Could you turn every line of the records below into a JSON list of strings, one string per line, with blank lines skipped and the pictures left out?

Source records:
·····
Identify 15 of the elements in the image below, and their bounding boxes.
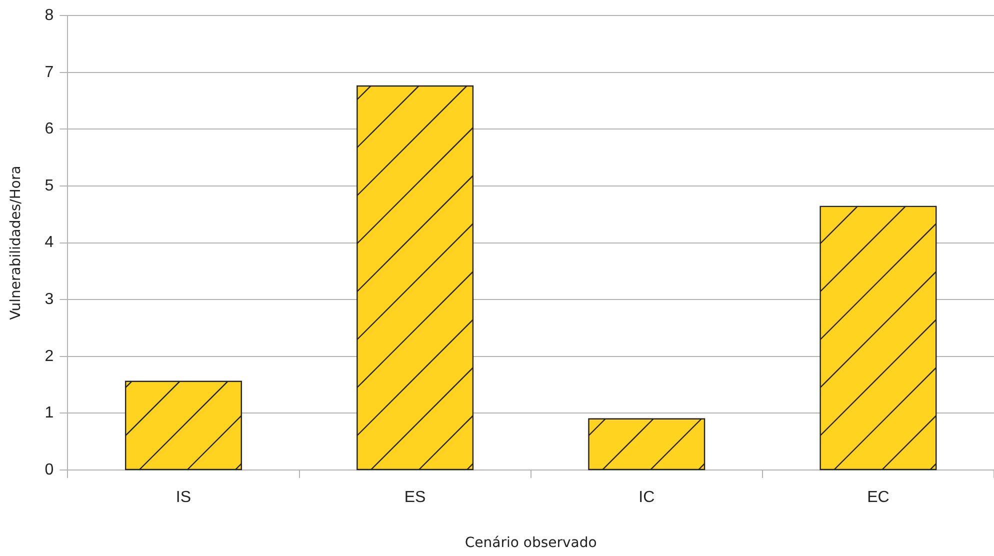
y-tick-label: 1 [44, 404, 54, 422]
y-tick-label: 8 [44, 7, 54, 24]
x-tick-label: EC [867, 489, 890, 506]
x-tick-label: IS [176, 489, 192, 506]
y-tick-label: 5 [44, 177, 54, 194]
y-tick-label: 4 [44, 234, 54, 252]
y-tick-label: 2 [44, 348, 54, 365]
y-axis-title: Vulnerabilidades/Hora [8, 166, 24, 320]
y-tick-label: 7 [44, 64, 54, 81]
x-tick-label: IC [638, 489, 655, 506]
y-tick-label: 0 [44, 461, 54, 478]
y-tick-label: 6 [44, 120, 54, 138]
y-tick-label: 3 [44, 291, 54, 308]
x-axis-title: Cenário observado [464, 535, 597, 552]
x-tick-label: ES [404, 489, 426, 506]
·····
### Answer to this exercise
[
  "Identify 15 of the elements in the image below, and their bounding boxes.",
  "y-tick-label: 1 [44, 404, 54, 422]",
  "y-tick-label: 8 [44, 7, 54, 24]",
  "x-tick-label: EC [867, 489, 890, 506]",
  "x-tick-label: IS [176, 489, 192, 506]",
  "y-tick-label: 5 [44, 177, 54, 194]",
  "y-tick-label: 4 [44, 234, 54, 252]",
  "y-tick-label: 2 [44, 348, 54, 365]",
  "y-axis-title: Vulnerabilidades/Hora [8, 166, 24, 320]",
  "y-tick-label: 7 [44, 64, 54, 81]",
  "x-tick-label: IC [638, 489, 655, 506]",
  "y-tick-label: 0 [44, 461, 54, 478]",
  "y-tick-label: 6 [44, 120, 54, 138]",
  "y-tick-label: 3 [44, 291, 54, 308]",
  "x-axis-title: Cenário observado [464, 535, 597, 552]",
  "x-tick-label: ES [404, 489, 426, 506]"
]